RECORDS FOR THE TASK |
• • • •

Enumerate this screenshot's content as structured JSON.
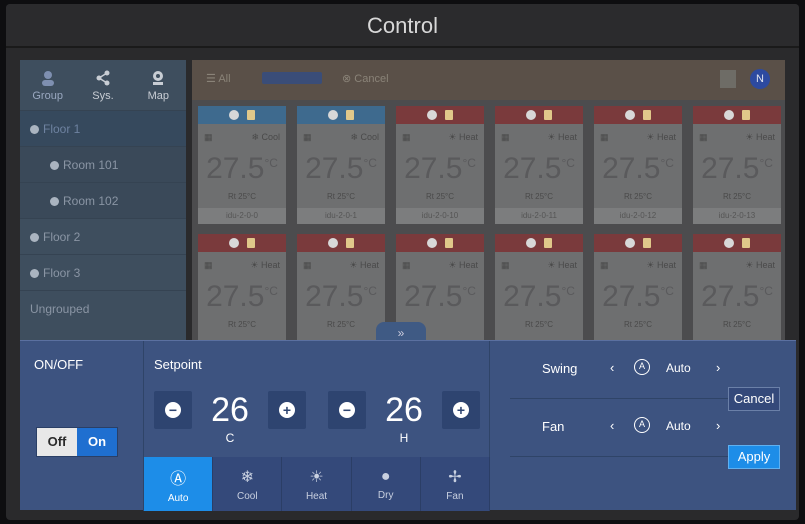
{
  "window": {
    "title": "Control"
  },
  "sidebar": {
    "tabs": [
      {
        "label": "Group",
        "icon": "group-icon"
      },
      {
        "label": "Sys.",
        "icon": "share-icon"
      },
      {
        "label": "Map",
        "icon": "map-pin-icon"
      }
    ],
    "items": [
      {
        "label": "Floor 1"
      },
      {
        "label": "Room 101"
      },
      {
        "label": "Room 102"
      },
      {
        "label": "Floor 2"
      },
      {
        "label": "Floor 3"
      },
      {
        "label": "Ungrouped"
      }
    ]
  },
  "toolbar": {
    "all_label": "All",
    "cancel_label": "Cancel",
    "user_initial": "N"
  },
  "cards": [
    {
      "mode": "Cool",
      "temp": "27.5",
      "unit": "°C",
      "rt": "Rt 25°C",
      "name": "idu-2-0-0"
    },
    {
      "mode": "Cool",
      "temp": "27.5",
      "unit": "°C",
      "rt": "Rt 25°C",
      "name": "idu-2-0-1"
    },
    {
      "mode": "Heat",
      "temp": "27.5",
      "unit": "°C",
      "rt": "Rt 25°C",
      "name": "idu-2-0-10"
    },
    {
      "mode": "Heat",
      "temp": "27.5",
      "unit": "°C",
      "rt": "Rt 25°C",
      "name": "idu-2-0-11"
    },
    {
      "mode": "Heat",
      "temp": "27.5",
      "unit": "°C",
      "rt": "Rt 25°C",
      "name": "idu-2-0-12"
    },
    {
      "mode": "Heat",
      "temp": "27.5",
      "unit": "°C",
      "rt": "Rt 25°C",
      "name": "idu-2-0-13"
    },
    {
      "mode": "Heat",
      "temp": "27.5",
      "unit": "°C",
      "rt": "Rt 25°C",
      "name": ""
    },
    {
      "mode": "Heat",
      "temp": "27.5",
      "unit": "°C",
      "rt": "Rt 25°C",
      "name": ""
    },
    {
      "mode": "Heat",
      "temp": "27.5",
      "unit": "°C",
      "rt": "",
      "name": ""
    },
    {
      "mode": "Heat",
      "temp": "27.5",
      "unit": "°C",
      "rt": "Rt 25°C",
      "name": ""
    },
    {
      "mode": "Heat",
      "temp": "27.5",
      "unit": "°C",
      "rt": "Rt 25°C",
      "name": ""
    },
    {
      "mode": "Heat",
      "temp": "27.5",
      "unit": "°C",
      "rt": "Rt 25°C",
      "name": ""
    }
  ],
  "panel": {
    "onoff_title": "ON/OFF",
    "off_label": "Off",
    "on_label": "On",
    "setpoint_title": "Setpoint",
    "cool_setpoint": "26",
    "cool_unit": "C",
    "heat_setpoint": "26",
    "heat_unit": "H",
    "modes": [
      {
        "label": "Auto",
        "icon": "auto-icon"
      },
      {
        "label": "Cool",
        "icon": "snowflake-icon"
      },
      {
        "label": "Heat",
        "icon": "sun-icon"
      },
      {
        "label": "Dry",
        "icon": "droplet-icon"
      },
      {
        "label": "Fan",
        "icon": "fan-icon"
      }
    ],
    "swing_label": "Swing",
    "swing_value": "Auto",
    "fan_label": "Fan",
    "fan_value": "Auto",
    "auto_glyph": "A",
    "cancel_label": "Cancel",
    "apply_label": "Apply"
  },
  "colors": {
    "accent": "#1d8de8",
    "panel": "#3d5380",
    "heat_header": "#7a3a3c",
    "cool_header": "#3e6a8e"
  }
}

• • • •

OBJECTIVE | Copy out each line word for word, please, skipping the images.

COMPLETE OUTPUT |
Enumerate this screenshot's content as structured JSON.
{
  "window": {
    "title": "Control"
  },
  "sidebar": {
    "tabs": [
      {
        "label": "Group",
        "icon": "group-icon"
      },
      {
        "label": "Sys.",
        "icon": "share-icon"
      },
      {
        "label": "Map",
        "icon": "map-pin-icon"
      }
    ],
    "items": [
      {
        "label": "Floor 1"
      },
      {
        "label": "Room 101"
      },
      {
        "label": "Room 102"
      },
      {
        "label": "Floor 2"
      },
      {
        "label": "Floor 3"
      },
      {
        "label": "Ungrouped"
      }
    ]
  },
  "toolbar": {
    "all_label": "All",
    "cancel_label": "Cancel",
    "user_initial": "N"
  },
  "cards": [
    {
      "mode": "Cool",
      "temp": "27.5",
      "unit": "°C",
      "rt": "Rt 25°C",
      "name": "idu-2-0-0"
    },
    {
      "mode": "Cool",
      "temp": "27.5",
      "unit": "°C",
      "rt": "Rt 25°C",
      "name": "idu-2-0-1"
    },
    {
      "mode": "Heat",
      "temp": "27.5",
      "unit": "°C",
      "rt": "Rt 25°C",
      "name": "idu-2-0-10"
    },
    {
      "mode": "Heat",
      "temp": "27.5",
      "unit": "°C",
      "rt": "Rt 25°C",
      "name": "idu-2-0-11"
    },
    {
      "mode": "Heat",
      "temp": "27.5",
      "unit": "°C",
      "rt": "Rt 25°C",
      "name": "idu-2-0-12"
    },
    {
      "mode": "Heat",
      "temp": "27.5",
      "unit": "°C",
      "rt": "Rt 25°C",
      "name": "idu-2-0-13"
    },
    {
      "mode": "Heat",
      "temp": "27.5",
      "unit": "°C",
      "rt": "Rt 25°C",
      "name": ""
    },
    {
      "mode": "Heat",
      "temp": "27.5",
      "unit": "°C",
      "rt": "Rt 25°C",
      "name": ""
    },
    {
      "mode": "Heat",
      "temp": "27.5",
      "unit": "°C",
      "rt": "",
      "name": ""
    },
    {
      "mode": "Heat",
      "temp": "27.5",
      "unit": "°C",
      "rt": "Rt 25°C",
      "name": ""
    },
    {
      "mode": "Heat",
      "temp": "27.5",
      "unit": "°C",
      "rt": "Rt 25°C",
      "name": ""
    },
    {
      "mode": "Heat",
      "temp": "27.5",
      "unit": "°C",
      "rt": "Rt 25°C",
      "name": ""
    }
  ],
  "panel": {
    "onoff_title": "ON/OFF",
    "off_label": "Off",
    "on_label": "On",
    "setpoint_title": "Setpoint",
    "cool_setpoint": "26",
    "cool_unit": "C",
    "heat_setpoint": "26",
    "heat_unit": "H",
    "modes": [
      {
        "label": "Auto",
        "icon": "auto-icon"
      },
      {
        "label": "Cool",
        "icon": "snowflake-icon"
      },
      {
        "label": "Heat",
        "icon": "sun-icon"
      },
      {
        "label": "Dry",
        "icon": "droplet-icon"
      },
      {
        "label": "Fan",
        "icon": "fan-icon"
      }
    ],
    "swing_label": "Swing",
    "swing_value": "Auto",
    "fan_label": "Fan",
    "fan_value": "Auto",
    "auto_glyph": "A",
    "cancel_label": "Cancel",
    "apply_label": "Apply"
  },
  "colors": {
    "accent": "#1d8de8",
    "panel": "#3d5380",
    "heat_header": "#7a3a3c",
    "cool_header": "#3e6a8e"
  }
}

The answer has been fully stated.